----- Supplied material

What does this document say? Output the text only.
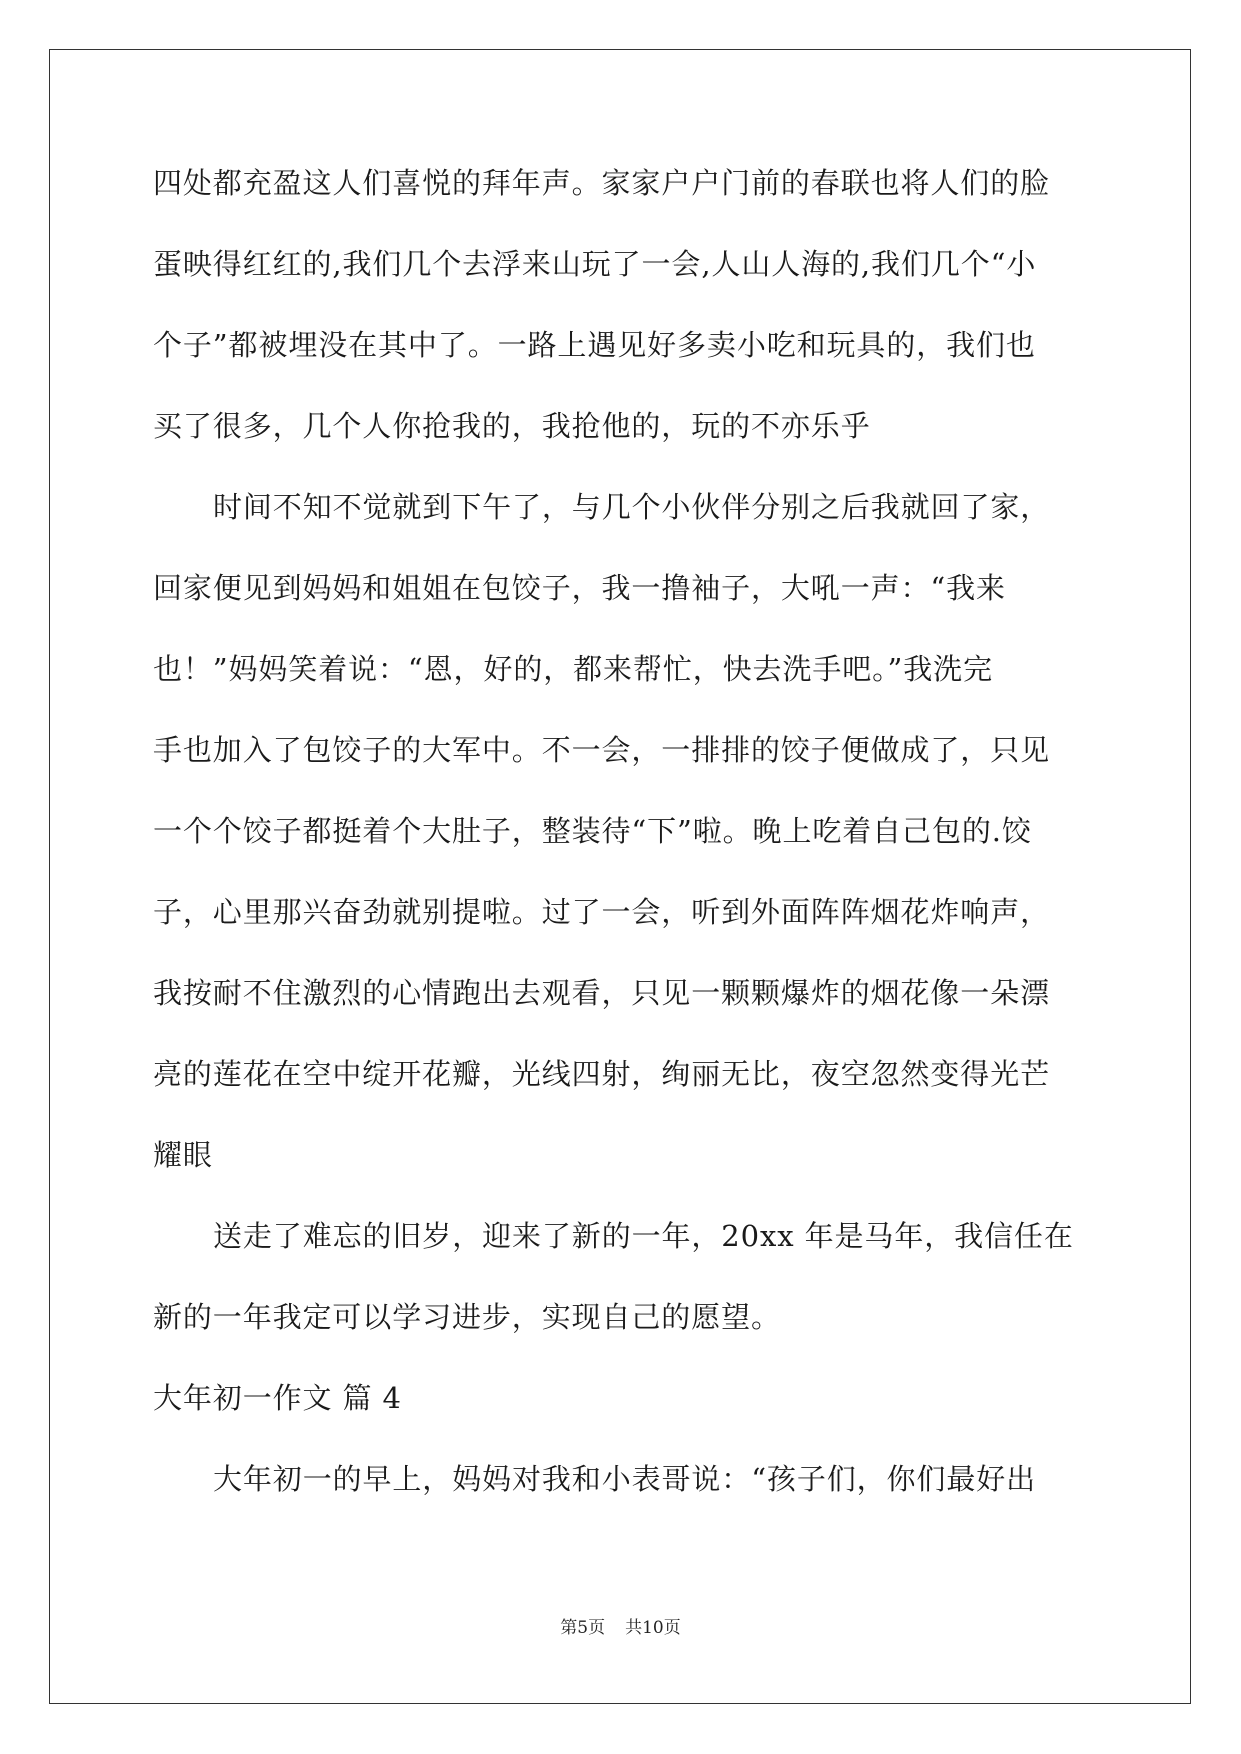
四处都充盈这人们喜悦的拜年声。家家户户门前的春联也将人们的脸
蛋映得红红的,我们几个去浮来山玩了一会,人山人海的,我们几个“小
个子”都被埋没在其中了。一路上遇见好多卖小吃和玩具的，我们也
买了很多，几个人你抢我的，我抢他的，玩的不亦乐乎
时间不知不觉就到下午了，与几个小伙伴分别之后我就回了家，
回家便见到妈妈和姐姐在包饺子，我一撸袖子，大吼一声：“我来
也！”妈妈笑着说：“恩，好的，都来帮忙，快去洗手吧。”我洗完
手也加入了包饺子的大军中。不一会，一排排的饺子便做成了，只见
一个个饺子都挺着个大肚子，整装待“下”啦。晚上吃着自己包的.饺
子，心里那兴奋劲就别提啦。过了一会，听到外面阵阵烟花炸响声，
我按耐不住激烈的心情跑出去观看，只见一颗颗爆炸的烟花像一朵漂
亮的莲花在空中绽开花瓣，光线四射，绚丽无比，夜空忽然变得光芒
耀眼
送走了难忘的旧岁，迎来了新的一年，20xx 年是马年，我信任在
新的一年我定可以学习进步，实现自己的愿望。
大年初一作文 篇 4
大年初一的早上，妈妈对我和小表哥说：“孩子们，你们最好出
第5页 共10页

----------

Exercise instructions:
Restate the whole listing above exactly, please, omitting every image.

Complete response:
What does this document say? Output the text only.
四处都充盈这人们喜悦的拜年声。家家户户门前的春联也将人们的脸
蛋映得红红的,我们几个去浮来山玩了一会,人山人海的,我们几个“小
个子”都被埋没在其中了。一路上遇见好多卖小吃和玩具的，我们也
买了很多，几个人你抢我的，我抢他的，玩的不亦乐乎
时间不知不觉就到下午了，与几个小伙伴分别之后我就回了家，
回家便见到妈妈和姐姐在包饺子，我一撸袖子，大吼一声：“我来
也！”妈妈笑着说：“恩，好的，都来帮忙，快去洗手吧。”我洗完
手也加入了包饺子的大军中。不一会，一排排的饺子便做成了，只见
一个个饺子都挺着个大肚子，整装待“下”啦。晚上吃着自己包的.饺
子，心里那兴奋劲就别提啦。过了一会，听到外面阵阵烟花炸响声，
我按耐不住激烈的心情跑出去观看，只见一颗颗爆炸的烟花像一朵漂
亮的莲花在空中绽开花瓣，光线四射，绚丽无比，夜空忽然变得光芒
耀眼
送走了难忘的旧岁，迎来了新的一年，20xx 年是马年，我信任在
新的一年我定可以学习进步，实现自己的愿望。
大年初一作文 篇 4
大年初一的早上，妈妈对我和小表哥说：“孩子们，你们最好出
第5页 共10页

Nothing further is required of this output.